» **Data records**
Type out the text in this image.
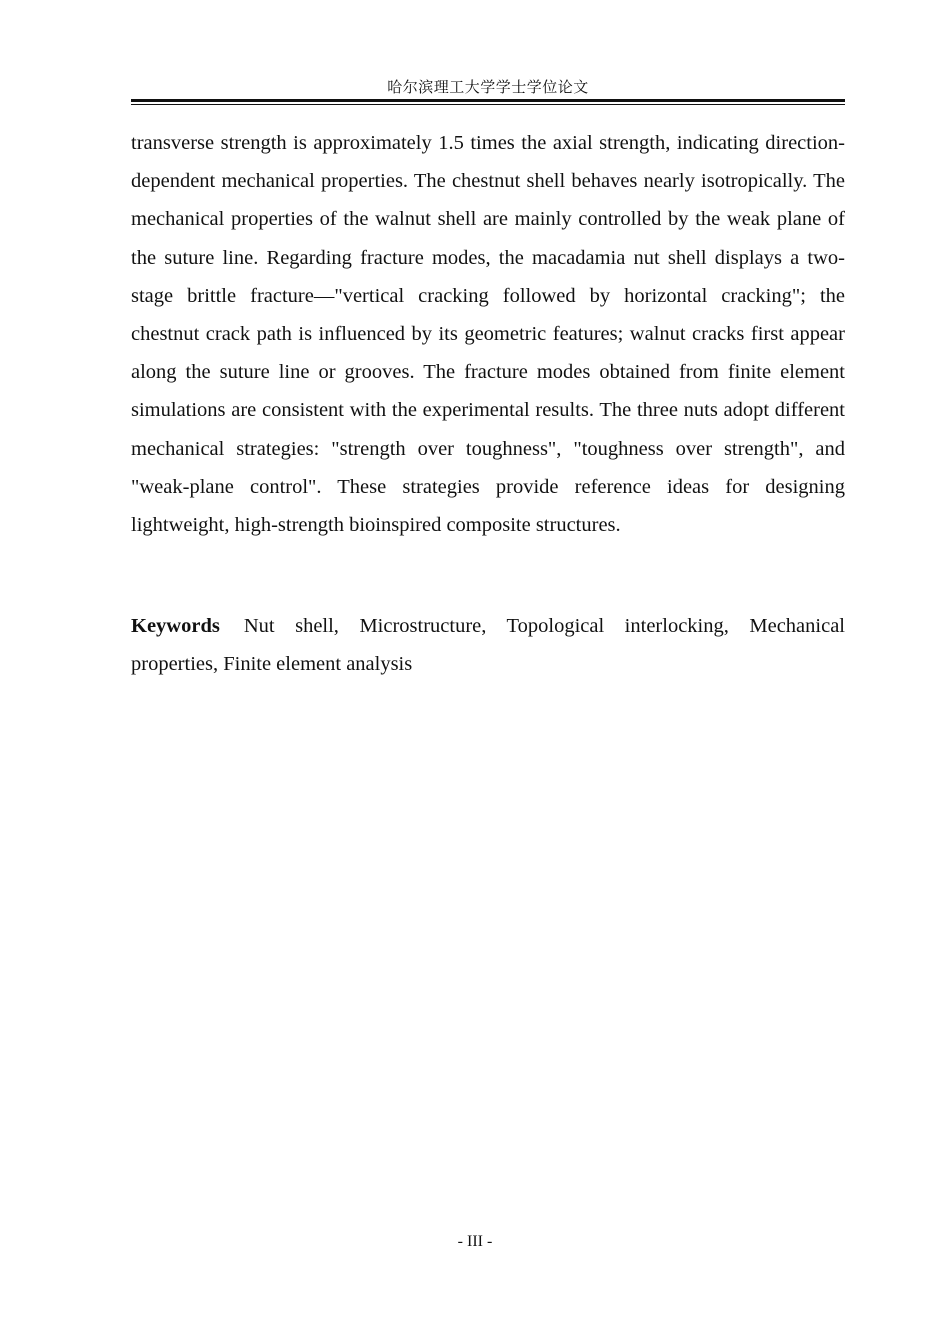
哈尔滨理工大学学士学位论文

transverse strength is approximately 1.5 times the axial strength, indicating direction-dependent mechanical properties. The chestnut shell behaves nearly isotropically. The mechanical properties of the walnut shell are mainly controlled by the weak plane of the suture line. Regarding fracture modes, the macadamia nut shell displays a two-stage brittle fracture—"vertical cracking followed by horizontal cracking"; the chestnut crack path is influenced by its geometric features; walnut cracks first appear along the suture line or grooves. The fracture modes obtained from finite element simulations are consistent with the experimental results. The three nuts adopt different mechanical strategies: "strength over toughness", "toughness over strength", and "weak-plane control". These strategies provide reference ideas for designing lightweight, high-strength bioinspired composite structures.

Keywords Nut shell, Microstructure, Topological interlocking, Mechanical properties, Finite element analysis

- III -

» **Exercise**
From the records, copy every line that has the string "shell" in it.

» **Final result**
transverse strength is approximately 1.5 times the axial strength, indicating direction-dependent mechanical properties. The chestnut shell behaves nearly isotropically. The mechanical properties of the walnut shell are mainly controlled by the weak plane of the suture line. Regarding fracture modes, the macadamia nut shell displays a two-stage brittle fracture—"vertical cracking followed by horizontal cracking"; the chestnut crack path is influenced by its geometric features; walnut cracks first appear along the suture line or grooves. The fracture modes obtained from finite element simulations are consistent with the experimental results. The three nuts adopt different mechanical strategies: "strength over toughness", "toughness over strength", and "weak-plane control". These strategies provide reference ideas for designing lightweight, high-strength bioinspired composite structures.
Keywords Nut shell, Microstructure, Topological interlocking, Mechanical properties, Finite element analysis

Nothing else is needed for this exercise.